> REQUIREMENTS
Pictures aside, repeat every entry exactly.

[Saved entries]
++++

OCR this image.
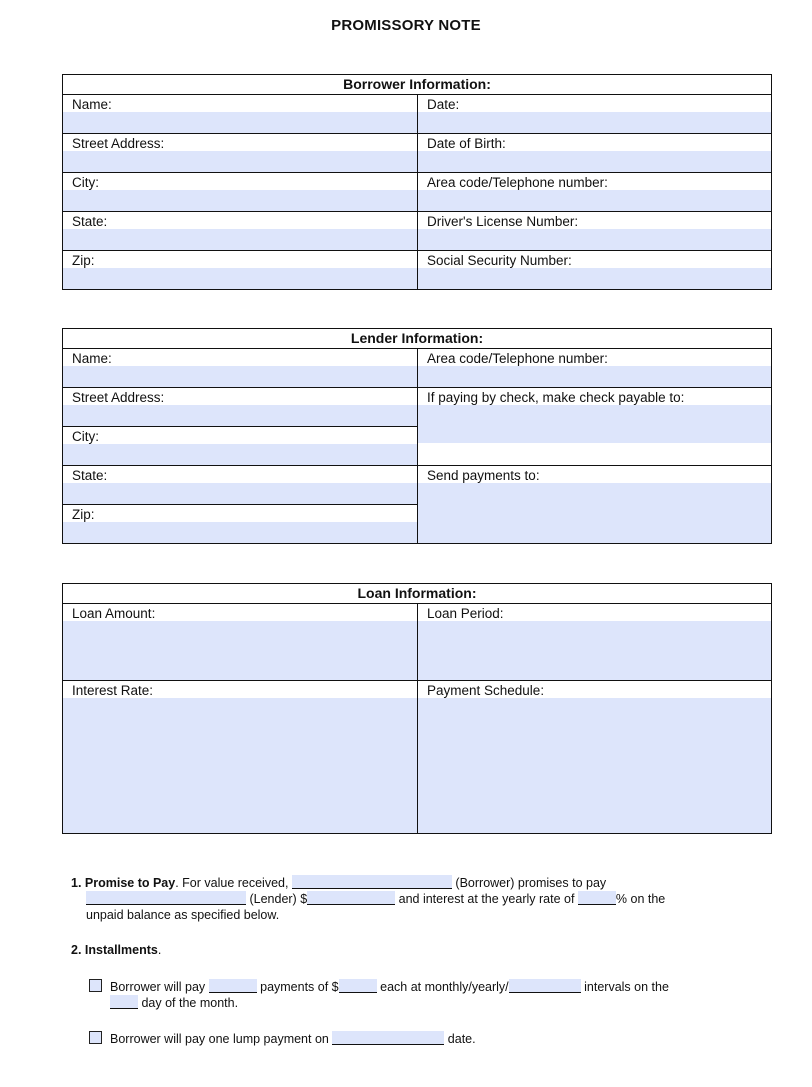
PROMISSORY NOTE
Borrower Information:	

Name:	Date:

Street Address:	Date of Birth:

City:	Area code/Telephone number:

State:	Driver's License Number:

Zip:	Social Security Number:
Lender Information:	

Name:	Area code/Telephone number:

Street Address:	If paying by check, make check payable to:

City:	

State:	Send payments to:

Zip:	
Loan Information:	

Loan Amount:	Loan Period:

Interest Rate:	Payment Schedule:
1. Promise to Pay. For value received,	(Borrower) promises to pay
(Lender) $	and interest at the yearly rate of	% on the
unpaid balance as specified below.
2. Installments.
Borrower will pay	payments of $	each at monthly/yearly/	intervals on the
day of the month.
Borrower will pay one lump payment on	date.
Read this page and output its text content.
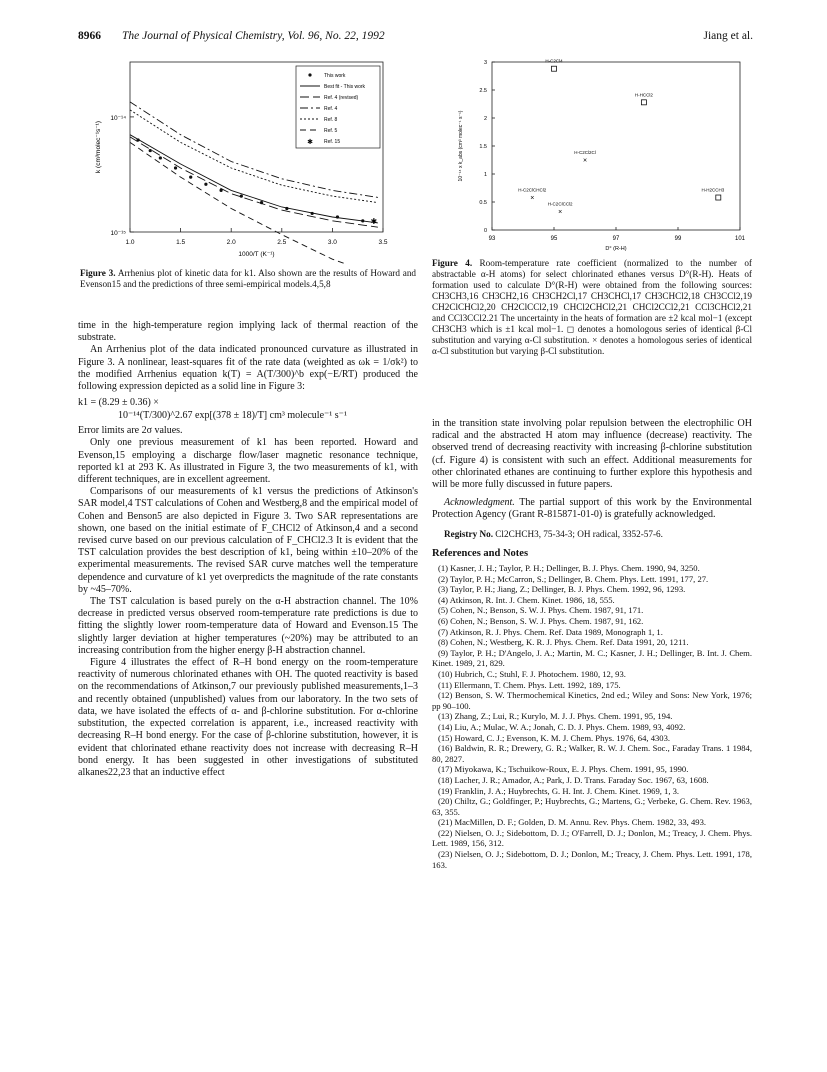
8966 The Journal of Physical Chemistry, Vol. 96, No. 22, 1992	Jiang et al.
1.0	1.5	2.0	2.5	3.0	3.5
10⁻¹⁴
10⁻¹⁵
1000/T (K⁻¹)
k (cm³molec⁻¹s⁻¹)
✱
This work
Best fit - This work
Ref. 4 (revised)
Ref. 4
Ref. 8
Ref. 5
✱ Ref. 15
Figure 3. Arrhenius plot of kinetic data for k1. Also shown are the results of Howard and Evenson15 and the predictions of three semi-empirical models.4,5,8

time in the high-temperature region implying lack of thermal reaction of the substrate.

An Arrhenius plot of the data indicated pronounced curvature as illustrated in Figure 3. A nonlinear, least-squares fit of the rate data (weighted as ωk = 1/σk²) to the modified Arrhenius equation k(T) = A(T/300)^b exp(−E/RT) produced the following expression depicted as a solid line in Figure 3:

k1 = (8.29 ± 0.36) ×

10⁻¹⁴(T/300)^2.67 exp[(378 ± 18)/T] cm³ molecule⁻¹ s⁻¹

Error limits are 2σ values.

Only one previous measurement of k1 has been reported. Howard and Evenson,15 employing a discharge flow/laser magnetic resonance technique, reported k1 at 293 K. As illustrated in Figure 3, the two measurements of k1, with different techniques, are in excellent agreement.

Comparisons of our measurements of k1 versus the predictions of Atkinson's SAR model,4 TST calculations of Cohen and Westberg,8 and the empirical model of Cohen and Benson5 are also depicted in Figure 3. Two SAR representations are shown, one based on the initial estimate of F_CHCl2 of Atkinson,4 and a second revised curve based on our previous calculation of F_CHCl2.3 It is evident that the TST calculation provides the best description of k1, being within ±10–20% of the experimental measurements. The revised SAR curve matches well the temperature dependence and curvature of k1 yet overpredicts the magnitude of the rate constants by ~45–70%.

The TST calculation is based purely on the α-H abstraction channel. The 10% decrease in predicted versus observed room-temperature rate predictions is due to fitting the slightly lower room-temperature data of Howard and Evenson.15 The slightly larger deviation at higher temperatures (~20%) may be attributed to an increasing contribution from the higher energy β-H abstraction channel.

Figure 4 illustrates the effect of R–H bond energy on the room-temperature reactivity of numerous chlorinated ethanes with OH. The quoted reactivity is based on the recommendations of Atkinson,7 our previously published measurements,1–3 and recently obtained (unpublished) values from our laboratory. In the two sets of data, we have isolated the effects of α- and β-chlorine substitution. For α-chlorine substitution, the expected correlation is apparent, i.e., increased reactivity with decreasing R–H bond energy. For the case of β-chlorine substitution, however, it is evident that chlorinated ethane reactivity does not increase with decreasing R–H bond energy. It has been suggested in other investigations of substituted alkanes22,23 that an inductive effect

93	95	97	99	101
0
0.5
1
1.5
2
2.5
3
D° (R-H)
10⁻¹⁴ x k_abs (cm³ molec⁻¹ s⁻¹)
H-C2Cl4
H-HCCl2
×
H-C2Cl2Cl
×
H-C2ClCHCl2
×
H-C2ClCCl2
H-H2CCH3
Figure 4. Room-temperature rate coefficient (normalized to the number of abstractable α-H atoms) for select chlorinated ethanes versus D°(R-H). Heats of formation used to calculate D°(R-H) were obtained from the following sources: CH3CH3,16 CH3CH2,16 CH3CH2Cl,17 CH3CHCl,17 CH3CHCl2,18 CH3CCl2,19 CH2ClCHCl2,20 CH2ClCCl2,19 CHCl2CHCl2,21 CHCl2CCl2,21 CCl3CHCl2,21 and CCl3CCl2.21 The uncertainty in the heats of formation are ±2 kcal mol−1 (except CH3CH3 which is ±1 kcal mol−1. ◻ denotes a homologous series of identical β-Cl substitution and varying α-Cl substitution. × denotes a homologous series of identical α-Cl substitution but varying β-Cl substitution.

in the transition state involving polar repulsion between the electrophilic OH radical and the abstracted H atom may influence (decrease) reactivity. The observed trend of decreasing reactivity with increasing β-chlorine substitution (cf. Figure 4) is consistent with such an effect. Additional measurements for other chlorinated ethanes are continuing to further explore this hypothesis and will be more fully discussed in future papers.

Acknowledgment. The partial support of this work by the Environmental Protection Agency (Grant R-815871-01-0) is gratefully acknowledged.

Registry No. Cl2CHCH3, 75-34-3; OH radical, 3352-57-6.

References and Notes

(1) Kasner, J. H.; Taylor, P. H.; Dellinger, B. J. Phys. Chem. 1990, 94, 3250.

(2) Taylor, P. H.; McCarron, S.; Dellinger, B. Chem. Phys. Lett. 1991, 177, 27.

(3) Taylor, P. H.; Jiang, Z.; Dellinger, B. J. Phys. Chem. 1992, 96, 1293.

(4) Atkinson, R. Int. J. Chem. Kinet. 1986, 18, 555.

(5) Cohen, N.; Benson, S. W. J. Phys. Chem. 1987, 91, 171.

(6) Cohen, N.; Benson, S. W. J. Phys. Chem. 1987, 91, 162.

(7) Atkinson, R. J. Phys. Chem. Ref. Data 1989, Monograph 1, 1.

(8) Cohen, N.; Westberg, K. R. J. Phys. Chem. Ref. Data 1991, 20, 1211.

(9) Taylor, P. H.; D'Angelo, J. A.; Martin, M. C.; Kasner, J. H.; Dellinger, B. Int. J. Chem. Kinet. 1989, 21, 829.

(10) Hubrich, C.; Stuhl, F. J. Photochem. 1980, 12, 93.

(11) Ellermann, T. Chem. Phys. Lett. 1992, 189, 175.

(12) Benson, S. W. Thermochemical Kinetics, 2nd ed.; Wiley and Sons: New York, 1976; pp 90–100.

(13) Zhang, Z.; Lui, R.; Kurylo, M. J. J. Phys. Chem. 1991, 95, 194.

(14) Liu, A.; Mulac, W. A.; Jonah, C. D. J. Phys. Chem. 1989, 93, 4092.

(15) Howard, C. J.; Evenson, K. M. J. Chem. Phys. 1976, 64, 4303.

(16) Baldwin, R. R.; Drewery, G. R.; Walker, R. W. J. Chem. Soc., Faraday Trans. 1 1984, 80, 2827.

(17) Miyokawa, K.; Tschuikow-Roux, E. J. Phys. Chem. 1991, 95, 1990.

(18) Lacher, J. R.; Amador, A.; Park, J. D. Trans. Faraday Soc. 1967, 63, 1608.

(19) Franklin, J. A.; Huybrechts, G. H. Int. J. Chem. Kinet. 1969, 1, 3.

(20) Chiltz, G.; Goldfinger, P.; Huybrechts, G.; Martens, G.; Verbeke, G. Chem. Rev. 1963, 63, 355.

(21) MacMillen, D. F.; Golden, D. M. Annu. Rev. Phys. Chem. 1982, 33, 493.

(22) Nielsen, O. J.; Sidebottom, D. J.; O'Farrell, D. J.; Donlon, M.; Treacy, J. Chem. Phys. Lett. 1989, 156, 312.

(23) Nielsen, O. J.; Sidebottom, D. J.; Donlon, M.; Treacy, J. Chem. Phys. Lett. 1991, 178, 163.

++++

> THE RESULT
OCR this image.
PROMISSORY NOTE
Borrower Information:	

Name:	Date:

Street Address:	Date of Birth:

City:	Area code/Telephone number:

State:	Driver's License Number:

Zip:	Social Security Number:
Lender Information:	

Name:	Area code/Telephone number:

Street Address:	If paying by check, make check payable to:

City:	

State:	Send payments to:

Zip:	
Loan Information:	

Loan Amount:	Loan Period:

Interest Rate:	Payment Schedule:
1. Promise to Pay. For value received,	(Borrower) promises to pay
(Lender) $	and interest at the yearly rate of	% on the
unpaid balance as specified below.
2. Installments.
Borrower will pay	payments of $	each at monthly/yearly/	intervals on the
day of the month.
Borrower will pay one lump payment on	date.
Read this page and output its text content.
8966 The Journal of Physical Chemistry, Vol. 96, No. 22, 1992	Jiang et al.
1.0	1.5	2.0	2.5	3.0	3.5
10⁻¹⁴
10⁻¹⁵
1000/T (K⁻¹)
k (cm³molec⁻¹s⁻¹)
✱
This work
Best fit - This work
Ref. 4 (revised)
Ref. 4
Ref. 8
Ref. 5
✱ Ref. 15
Figure 3. Arrhenius plot of kinetic data for k1. Also shown are the results of Howard and Evenson15 and the predictions of three semi-empirical models.4,5,8

time in the high-temperature region implying lack of thermal reaction of the substrate.

An Arrhenius plot of the data indicated pronounced curvature as illustrated in Figure 3. A nonlinear, least-squares fit of the rate data (weighted as ωk = 1/σk²) to the modified Arrhenius equation k(T) = A(T/300)^b exp(−E/RT) produced the following expression depicted as a solid line in Figure 3:

k1 = (8.29 ± 0.36) ×

10⁻¹⁴(T/300)^2.67 exp[(378 ± 18)/T] cm³ molecule⁻¹ s⁻¹

Error limits are 2σ values.

Only one previous measurement of k1 has been reported. Howard and Evenson,15 employing a discharge flow/laser magnetic resonance technique, reported k1 at 293 K. As illustrated in Figure 3, the two measurements of k1, with different techniques, are in excellent agreement.

Comparisons of our measurements of k1 versus the predictions of Atkinson's SAR model,4 TST calculations of Cohen and Westberg,8 and the empirical model of Cohen and Benson5 are also depicted in Figure 3. Two SAR representations are shown, one based on the initial estimate of F_CHCl2 of Atkinson,4 and a second revised curve based on our previous calculation of F_CHCl2.3 It is evident that the TST calculation provides the best description of k1, being within ±10–20% of the experimental measurements. The revised SAR curve matches well the temperature dependence and curvature of k1 yet overpredicts the magnitude of the rate constants by ~45–70%.

The TST calculation is based purely on the α-H abstraction channel. The 10% decrease in predicted versus observed room-temperature rate predictions is due to fitting the slightly lower room-temperature data of Howard and Evenson.15 The slightly larger deviation at higher temperatures (~20%) may be attributed to an increasing contribution from the higher energy β-H abstraction channel.

Figure 4 illustrates the effect of R–H bond energy on the room-temperature reactivity of numerous chlorinated ethanes with OH. The quoted reactivity is based on the recommendations of Atkinson,7 our previously published measurements,1–3 and recently obtained (unpublished) values from our laboratory. In the two sets of data, we have isolated the effects of α- and β-chlorine substitution. For α-chlorine substitution, the expected correlation is apparent, i.e., increased reactivity with decreasing R–H bond energy. For the case of β-chlorine substitution, however, it is evident that chlorinated ethane reactivity does not increase with decreasing R–H bond energy. It has been suggested in other investigations of substituted alkanes22,23 that an inductive effect

93	95	97	99	101
0
0.5
1
1.5
2
2.5
3
D° (R-H)
10⁻¹⁴ x k_abs (cm³ molec⁻¹ s⁻¹)
H-C2Cl4
H-HCCl2
×
H-C2Cl2Cl
×
H-C2ClCHCl2
×
H-C2ClCCl2
H-H2CCH3
Figure 4. Room-temperature rate coefficient (normalized to the number of abstractable α-H atoms) for select chlorinated ethanes versus D°(R-H). Heats of formation used to calculate D°(R-H) were obtained from the following sources: CH3CH3,16 CH3CH2,16 CH3CH2Cl,17 CH3CHCl,17 CH3CHCl2,18 CH3CCl2,19 CH2ClCHCl2,20 CH2ClCCl2,19 CHCl2CHCl2,21 CHCl2CCl2,21 CCl3CHCl2,21 and CCl3CCl2.21 The uncertainty in the heats of formation are ±2 kcal mol−1 (except CH3CH3 which is ±1 kcal mol−1. ◻ denotes a homologous series of identical β-Cl substitution and varying α-Cl substitution. × denotes a homologous series of identical α-Cl substitution but varying β-Cl substitution.

in the transition state involving polar repulsion between the electrophilic OH radical and the abstracted H atom may influence (decrease) reactivity. The observed trend of decreasing reactivity with increasing β-chlorine substitution (cf. Figure 4) is consistent with such an effect. Additional measurements for other chlorinated ethanes are continuing to further explore this hypothesis and will be more fully discussed in future papers.

Acknowledgment. The partial support of this work by the Environmental Protection Agency (Grant R-815871-01-0) is gratefully acknowledged.

Registry No. Cl2CHCH3, 75-34-3; OH radical, 3352-57-6.

References and Notes

(1) Kasner, J. H.; Taylor, P. H.; Dellinger, B. J. Phys. Chem. 1990, 94, 3250.

(2) Taylor, P. H.; McCarron, S.; Dellinger, B. Chem. Phys. Lett. 1991, 177, 27.

(3) Taylor, P. H.; Jiang, Z.; Dellinger, B. J. Phys. Chem. 1992, 96, 1293.

(4) Atkinson, R. Int. J. Chem. Kinet. 1986, 18, 555.

(5) Cohen, N.; Benson, S. W. J. Phys. Chem. 1987, 91, 171.

(6) Cohen, N.; Benson, S. W. J. Phys. Chem. 1987, 91, 162.

(7) Atkinson, R. J. Phys. Chem. Ref. Data 1989, Monograph 1, 1.

(8) Cohen, N.; Westberg, K. R. J. Phys. Chem. Ref. Data 1991, 20, 1211.

(9) Taylor, P. H.; D'Angelo, J. A.; Martin, M. C.; Kasner, J. H.; Dellinger, B. Int. J. Chem. Kinet. 1989, 21, 829.

(10) Hubrich, C.; Stuhl, F. J. Photochem. 1980, 12, 93.

(11) Ellermann, T. Chem. Phys. Lett. 1992, 189, 175.

(12) Benson, S. W. Thermochemical Kinetics, 2nd ed.; Wiley and Sons: New York, 1976; pp 90–100.

(13) Zhang, Z.; Lui, R.; Kurylo, M. J. J. Phys. Chem. 1991, 95, 194.

(14) Liu, A.; Mulac, W. A.; Jonah, C. D. J. Phys. Chem. 1989, 93, 4092.

(15) Howard, C. J.; Evenson, K. M. J. Chem. Phys. 1976, 64, 4303.

(16) Baldwin, R. R.; Drewery, G. R.; Walker, R. W. J. Chem. Soc., Faraday Trans. 1 1984, 80, 2827.

(17) Miyokawa, K.; Tschuikow-Roux, E. J. Phys. Chem. 1991, 95, 1990.

(18) Lacher, J. R.; Amador, A.; Park, J. D. Trans. Faraday Soc. 1967, 63, 1608.

(19) Franklin, J. A.; Huybrechts, G. H. Int. J. Chem. Kinet. 1969, 1, 3.

(20) Chiltz, G.; Goldfinger, P.; Huybrechts, G.; Martens, G.; Verbeke, G. Chem. Rev. 1963, 63, 355.

(21) MacMillen, D. F.; Golden, D. M. Annu. Rev. Phys. Chem. 1982, 33, 493.

(22) Nielsen, O. J.; Sidebottom, D. J.; O'Farrell, D. J.; Donlon, M.; Treacy, J. Chem. Phys. Lett. 1989, 156, 312.

(23) Nielsen, O. J.; Sidebottom, D. J.; Donlon, M.; Treacy, J. Chem. Phys. Lett. 1991, 178, 163.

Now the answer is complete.